DIRECTIONS FOR THIS TASK: Reproduce the listing verbatim.

— start MATERIAL TO PROCESS —

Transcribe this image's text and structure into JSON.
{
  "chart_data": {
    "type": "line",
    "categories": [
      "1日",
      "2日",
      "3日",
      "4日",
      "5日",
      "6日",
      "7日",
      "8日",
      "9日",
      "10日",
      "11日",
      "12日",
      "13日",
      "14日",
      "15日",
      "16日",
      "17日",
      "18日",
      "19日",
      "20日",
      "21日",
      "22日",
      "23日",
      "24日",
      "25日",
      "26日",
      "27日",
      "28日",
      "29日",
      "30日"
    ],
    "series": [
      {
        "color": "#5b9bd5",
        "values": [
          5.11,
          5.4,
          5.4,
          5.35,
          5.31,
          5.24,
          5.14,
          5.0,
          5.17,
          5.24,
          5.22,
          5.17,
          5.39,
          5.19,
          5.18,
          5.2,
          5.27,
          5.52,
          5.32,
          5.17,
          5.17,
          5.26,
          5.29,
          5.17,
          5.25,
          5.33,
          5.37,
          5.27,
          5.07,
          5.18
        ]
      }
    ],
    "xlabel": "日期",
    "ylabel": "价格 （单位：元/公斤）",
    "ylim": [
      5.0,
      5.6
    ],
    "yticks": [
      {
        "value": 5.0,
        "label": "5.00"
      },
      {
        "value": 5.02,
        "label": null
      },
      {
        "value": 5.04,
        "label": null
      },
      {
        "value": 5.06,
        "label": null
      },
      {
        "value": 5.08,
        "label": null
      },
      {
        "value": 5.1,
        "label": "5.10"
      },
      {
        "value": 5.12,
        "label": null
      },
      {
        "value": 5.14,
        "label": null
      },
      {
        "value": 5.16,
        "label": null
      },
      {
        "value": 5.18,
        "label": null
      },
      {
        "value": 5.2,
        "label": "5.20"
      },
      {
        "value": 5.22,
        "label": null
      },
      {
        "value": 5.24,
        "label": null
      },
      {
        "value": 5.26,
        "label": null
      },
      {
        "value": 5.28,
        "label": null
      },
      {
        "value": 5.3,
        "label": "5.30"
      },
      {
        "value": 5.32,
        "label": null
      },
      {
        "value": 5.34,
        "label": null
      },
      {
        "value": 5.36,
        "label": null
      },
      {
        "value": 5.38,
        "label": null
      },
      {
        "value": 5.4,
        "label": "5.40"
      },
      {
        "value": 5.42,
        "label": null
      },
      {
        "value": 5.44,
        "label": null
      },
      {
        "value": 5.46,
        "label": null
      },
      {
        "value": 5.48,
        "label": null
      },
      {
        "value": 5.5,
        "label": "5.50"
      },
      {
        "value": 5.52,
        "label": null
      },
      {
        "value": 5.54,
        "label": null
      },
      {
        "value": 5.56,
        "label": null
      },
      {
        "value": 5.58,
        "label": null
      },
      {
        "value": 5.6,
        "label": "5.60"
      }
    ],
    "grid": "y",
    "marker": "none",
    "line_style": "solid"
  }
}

— end MATERIAL TO PROCESS —

RESPONSE:
Transcribe this image's text and structure into JSON.
{
  "chart_data": {
    "type": "line",
    "categories": [
      "1日",
      "2日",
      "3日",
      "4日",
      "5日",
      "6日",
      "7日",
      "8日",
      "9日",
      "10日",
      "11日",
      "12日",
      "13日",
      "14日",
      "15日",
      "16日",
      "17日",
      "18日",
      "19日",
      "20日",
      "21日",
      "22日",
      "23日",
      "24日",
      "25日",
      "26日",
      "27日",
      "28日",
      "29日",
      "30日"
    ],
    "series": [
      {
        "color": "#5b9bd5",
        "values": [
          5.11,
          5.4,
          5.4,
          5.35,
          5.31,
          5.24,
          5.14,
          5.0,
          5.17,
          5.24,
          5.22,
          5.17,
          5.39,
          5.19,
          5.18,
          5.2,
          5.27,
          5.52,
          5.32,
          5.17,
          5.17,
          5.26,
          5.29,
          5.17,
          5.25,
          5.33,
          5.37,
          5.27,
          5.07,
          5.18
        ]
      }
    ],
    "xlabel": "日期",
    "ylabel": "价格 （单位：元/公斤）",
    "ylim": [
      5.0,
      5.6
    ],
    "yticks": [
      {
        "value": 5.0,
        "label": "5.00"
      },
      {
        "value": 5.02,
        "label": null
      },
      {
        "value": 5.04,
        "label": null
      },
      {
        "value": 5.06,
        "label": null
      },
      {
        "value": 5.08,
        "label": null
      },
      {
        "value": 5.1,
        "label": "5.10"
      },
      {
        "value": 5.12,
        "label": null
      },
      {
        "value": 5.14,
        "label": null
      },
      {
        "value": 5.16,
        "label": null
      },
      {
        "value": 5.18,
        "label": null
      },
      {
        "value": 5.2,
        "label": "5.20"
      },
      {
        "value": 5.22,
        "label": null
      },
      {
        "value": 5.24,
        "label": null
      },
      {
        "value": 5.26,
        "label": null
      },
      {
        "value": 5.28,
        "label": null
      },
      {
        "value": 5.3,
        "label": "5.30"
      },
      {
        "value": 5.32,
        "label": null
      },
      {
        "value": 5.34,
        "label": null
      },
      {
        "value": 5.36,
        "label": null
      },
      {
        "value": 5.38,
        "label": null
      },
      {
        "value": 5.4,
        "label": "5.40"
      },
      {
        "value": 5.42,
        "label": null
      },
      {
        "value": 5.44,
        "label": null
      },
      {
        "value": 5.46,
        "label": null
      },
      {
        "value": 5.48,
        "label": null
      },
      {
        "value": 5.5,
        "label": "5.50"
      },
      {
        "value": 5.52,
        "label": null
      },
      {
        "value": 5.54,
        "label": null
      },
      {
        "value": 5.56,
        "label": null
      },
      {
        "value": 5.58,
        "label": null
      },
      {
        "value": 5.6,
        "label": "5.60"
      }
    ],
    "grid": "y",
    "marker": "none",
    "line_style": "solid"
  }
}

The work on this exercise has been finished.